→ **What to work on**
Copy each line of the data below with the word "erottamaan".

→ **Stored rows**

start

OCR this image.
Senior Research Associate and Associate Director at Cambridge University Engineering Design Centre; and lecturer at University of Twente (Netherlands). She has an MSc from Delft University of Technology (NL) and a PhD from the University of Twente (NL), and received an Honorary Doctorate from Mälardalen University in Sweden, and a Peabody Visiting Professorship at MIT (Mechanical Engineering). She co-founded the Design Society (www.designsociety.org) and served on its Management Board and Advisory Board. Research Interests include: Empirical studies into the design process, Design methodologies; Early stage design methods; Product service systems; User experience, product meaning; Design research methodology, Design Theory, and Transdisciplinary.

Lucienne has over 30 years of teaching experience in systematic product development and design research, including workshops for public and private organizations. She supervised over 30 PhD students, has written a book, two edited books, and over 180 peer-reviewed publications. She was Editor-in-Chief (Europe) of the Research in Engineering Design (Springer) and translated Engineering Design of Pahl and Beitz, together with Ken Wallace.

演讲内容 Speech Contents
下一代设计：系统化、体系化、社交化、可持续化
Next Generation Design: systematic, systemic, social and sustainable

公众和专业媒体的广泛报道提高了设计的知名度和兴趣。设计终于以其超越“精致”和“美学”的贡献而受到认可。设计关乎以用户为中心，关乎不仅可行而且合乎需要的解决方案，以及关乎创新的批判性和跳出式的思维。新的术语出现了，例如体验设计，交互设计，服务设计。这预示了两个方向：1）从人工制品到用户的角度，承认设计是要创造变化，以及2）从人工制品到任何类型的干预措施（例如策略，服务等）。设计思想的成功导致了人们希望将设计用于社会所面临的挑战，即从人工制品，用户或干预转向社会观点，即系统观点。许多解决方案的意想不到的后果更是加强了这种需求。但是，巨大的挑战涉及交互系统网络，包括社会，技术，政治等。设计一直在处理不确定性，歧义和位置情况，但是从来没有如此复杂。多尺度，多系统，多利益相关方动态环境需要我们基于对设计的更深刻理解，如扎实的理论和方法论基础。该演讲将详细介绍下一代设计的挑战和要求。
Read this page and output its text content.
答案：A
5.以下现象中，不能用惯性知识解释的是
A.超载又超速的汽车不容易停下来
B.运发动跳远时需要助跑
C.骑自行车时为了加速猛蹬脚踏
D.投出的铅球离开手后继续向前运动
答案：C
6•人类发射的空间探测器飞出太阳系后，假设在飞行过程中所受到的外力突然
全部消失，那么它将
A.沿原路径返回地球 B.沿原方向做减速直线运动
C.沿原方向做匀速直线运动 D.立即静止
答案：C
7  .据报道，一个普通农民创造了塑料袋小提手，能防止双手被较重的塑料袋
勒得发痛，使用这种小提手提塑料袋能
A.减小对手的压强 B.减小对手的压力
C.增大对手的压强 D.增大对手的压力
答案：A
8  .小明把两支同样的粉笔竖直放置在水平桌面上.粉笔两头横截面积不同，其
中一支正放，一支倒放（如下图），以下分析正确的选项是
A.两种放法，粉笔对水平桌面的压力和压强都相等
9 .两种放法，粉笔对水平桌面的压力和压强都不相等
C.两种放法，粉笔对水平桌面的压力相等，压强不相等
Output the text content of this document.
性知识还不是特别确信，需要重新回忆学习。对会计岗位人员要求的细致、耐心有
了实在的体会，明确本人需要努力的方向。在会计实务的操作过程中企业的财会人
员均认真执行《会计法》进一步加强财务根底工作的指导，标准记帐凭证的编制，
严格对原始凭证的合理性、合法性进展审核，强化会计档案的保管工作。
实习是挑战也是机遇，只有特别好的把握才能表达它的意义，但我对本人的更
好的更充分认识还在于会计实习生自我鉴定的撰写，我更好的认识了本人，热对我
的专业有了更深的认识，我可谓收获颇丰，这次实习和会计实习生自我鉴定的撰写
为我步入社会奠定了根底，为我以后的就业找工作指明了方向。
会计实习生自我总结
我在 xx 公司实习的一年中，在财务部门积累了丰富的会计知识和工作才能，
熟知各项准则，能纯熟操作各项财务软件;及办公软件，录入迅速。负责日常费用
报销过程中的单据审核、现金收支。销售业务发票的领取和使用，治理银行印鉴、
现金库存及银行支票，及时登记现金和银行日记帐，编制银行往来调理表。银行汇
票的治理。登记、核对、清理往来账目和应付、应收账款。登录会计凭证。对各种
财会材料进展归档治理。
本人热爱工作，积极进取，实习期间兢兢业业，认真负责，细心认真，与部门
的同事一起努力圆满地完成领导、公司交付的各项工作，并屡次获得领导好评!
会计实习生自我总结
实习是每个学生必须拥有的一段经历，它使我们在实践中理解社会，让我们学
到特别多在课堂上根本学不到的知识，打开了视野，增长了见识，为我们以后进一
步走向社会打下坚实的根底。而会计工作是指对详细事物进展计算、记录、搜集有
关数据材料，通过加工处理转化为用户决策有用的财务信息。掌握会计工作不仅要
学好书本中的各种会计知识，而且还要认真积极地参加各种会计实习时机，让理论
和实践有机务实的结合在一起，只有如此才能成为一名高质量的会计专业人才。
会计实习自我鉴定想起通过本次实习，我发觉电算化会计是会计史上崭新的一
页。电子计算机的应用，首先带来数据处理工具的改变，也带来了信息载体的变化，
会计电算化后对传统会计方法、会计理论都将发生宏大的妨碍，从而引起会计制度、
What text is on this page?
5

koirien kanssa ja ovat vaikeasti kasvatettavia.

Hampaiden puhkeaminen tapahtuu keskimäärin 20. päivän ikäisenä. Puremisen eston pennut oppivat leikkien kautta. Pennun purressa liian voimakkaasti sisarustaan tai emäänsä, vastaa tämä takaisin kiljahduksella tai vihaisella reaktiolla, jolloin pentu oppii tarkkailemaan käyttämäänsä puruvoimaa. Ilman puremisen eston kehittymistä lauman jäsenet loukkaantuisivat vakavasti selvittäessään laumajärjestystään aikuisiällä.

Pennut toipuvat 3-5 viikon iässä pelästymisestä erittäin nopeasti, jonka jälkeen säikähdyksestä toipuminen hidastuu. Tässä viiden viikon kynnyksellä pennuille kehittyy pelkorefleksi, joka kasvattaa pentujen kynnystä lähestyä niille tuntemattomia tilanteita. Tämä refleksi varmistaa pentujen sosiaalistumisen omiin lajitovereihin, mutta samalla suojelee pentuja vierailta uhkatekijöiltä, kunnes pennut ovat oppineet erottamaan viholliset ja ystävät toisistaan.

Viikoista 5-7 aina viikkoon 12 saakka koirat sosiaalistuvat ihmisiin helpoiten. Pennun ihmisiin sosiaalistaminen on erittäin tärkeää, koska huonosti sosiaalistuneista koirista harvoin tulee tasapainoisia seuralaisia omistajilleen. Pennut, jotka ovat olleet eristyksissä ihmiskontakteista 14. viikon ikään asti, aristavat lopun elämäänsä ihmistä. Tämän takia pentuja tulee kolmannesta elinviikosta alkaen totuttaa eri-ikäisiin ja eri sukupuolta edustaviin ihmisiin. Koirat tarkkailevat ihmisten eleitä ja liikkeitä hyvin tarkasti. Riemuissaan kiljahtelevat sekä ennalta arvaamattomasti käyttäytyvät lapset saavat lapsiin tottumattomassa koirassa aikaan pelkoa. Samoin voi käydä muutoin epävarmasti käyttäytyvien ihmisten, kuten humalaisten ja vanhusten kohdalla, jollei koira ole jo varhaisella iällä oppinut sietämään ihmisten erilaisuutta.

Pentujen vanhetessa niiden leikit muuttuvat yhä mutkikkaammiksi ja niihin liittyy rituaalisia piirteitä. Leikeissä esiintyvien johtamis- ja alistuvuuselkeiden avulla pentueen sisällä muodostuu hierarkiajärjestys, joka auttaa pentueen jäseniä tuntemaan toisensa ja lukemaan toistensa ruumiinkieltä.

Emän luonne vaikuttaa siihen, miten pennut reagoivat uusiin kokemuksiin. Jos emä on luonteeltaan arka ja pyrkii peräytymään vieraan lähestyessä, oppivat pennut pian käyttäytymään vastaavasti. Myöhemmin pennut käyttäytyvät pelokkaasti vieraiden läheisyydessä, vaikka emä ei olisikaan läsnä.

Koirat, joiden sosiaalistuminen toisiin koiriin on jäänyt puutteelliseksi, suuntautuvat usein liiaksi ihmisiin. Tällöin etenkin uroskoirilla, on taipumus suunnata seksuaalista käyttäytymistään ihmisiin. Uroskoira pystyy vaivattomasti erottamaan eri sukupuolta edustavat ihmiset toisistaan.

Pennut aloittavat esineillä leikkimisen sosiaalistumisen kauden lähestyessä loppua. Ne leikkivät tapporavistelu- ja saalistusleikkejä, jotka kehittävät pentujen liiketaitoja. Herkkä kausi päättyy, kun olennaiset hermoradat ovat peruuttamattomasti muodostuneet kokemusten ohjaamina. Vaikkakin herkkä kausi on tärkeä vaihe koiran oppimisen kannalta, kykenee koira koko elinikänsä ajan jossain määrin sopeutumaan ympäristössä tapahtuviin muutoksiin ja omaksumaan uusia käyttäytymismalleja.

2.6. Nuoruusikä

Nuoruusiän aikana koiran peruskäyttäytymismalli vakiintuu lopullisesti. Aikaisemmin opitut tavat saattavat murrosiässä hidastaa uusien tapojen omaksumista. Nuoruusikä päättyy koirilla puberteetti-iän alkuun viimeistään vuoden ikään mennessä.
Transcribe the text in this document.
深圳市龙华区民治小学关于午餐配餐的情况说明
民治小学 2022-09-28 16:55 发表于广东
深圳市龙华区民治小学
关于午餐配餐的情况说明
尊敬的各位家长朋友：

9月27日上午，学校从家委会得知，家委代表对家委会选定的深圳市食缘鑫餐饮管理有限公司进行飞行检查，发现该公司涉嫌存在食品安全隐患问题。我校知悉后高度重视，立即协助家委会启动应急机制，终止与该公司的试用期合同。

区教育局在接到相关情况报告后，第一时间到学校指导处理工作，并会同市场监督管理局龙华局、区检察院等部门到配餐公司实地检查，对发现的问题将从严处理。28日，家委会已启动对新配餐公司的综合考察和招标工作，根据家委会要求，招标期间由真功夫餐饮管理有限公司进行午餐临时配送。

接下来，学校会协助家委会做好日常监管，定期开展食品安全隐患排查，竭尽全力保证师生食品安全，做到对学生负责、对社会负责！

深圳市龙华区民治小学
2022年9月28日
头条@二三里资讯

end

→ **Answer to the task**
Pennut toipuvat 3-5 viikon iässä pelästymisestä erittäin nopeasti, jonka jälkeen säikähdyksestä toipuminen hidastuu. Tässä viiden viikon kynnyksellä pennuille kehittyy pelkorefleksi, joka kasvattaa pentujen kynnystä lähestyä niille tuntemattomia tilanteita. Tämä refleksi varmistaa pentujen sosiaalistumisen omiin lajitovereihin, mutta samalla suojelee pentuja vierailta uhkatekijöiltä, kunnes pennut ovat oppineet erottamaan viholliset ja ystävät toisistaan.
Koirat, joiden sosiaalistuminen toisiin koiriin on jäänyt puutteelliseksi, suuntautuvat usein liiaksi ihmisiin. Tällöin etenkin uroskoirilla, on taipumus suunnata seksuaalista käyttäytymistään ihmisiin. Uroskoira pystyy vaivattomasti erottamaan eri sukupuolta edustavat ihmiset toisistaan.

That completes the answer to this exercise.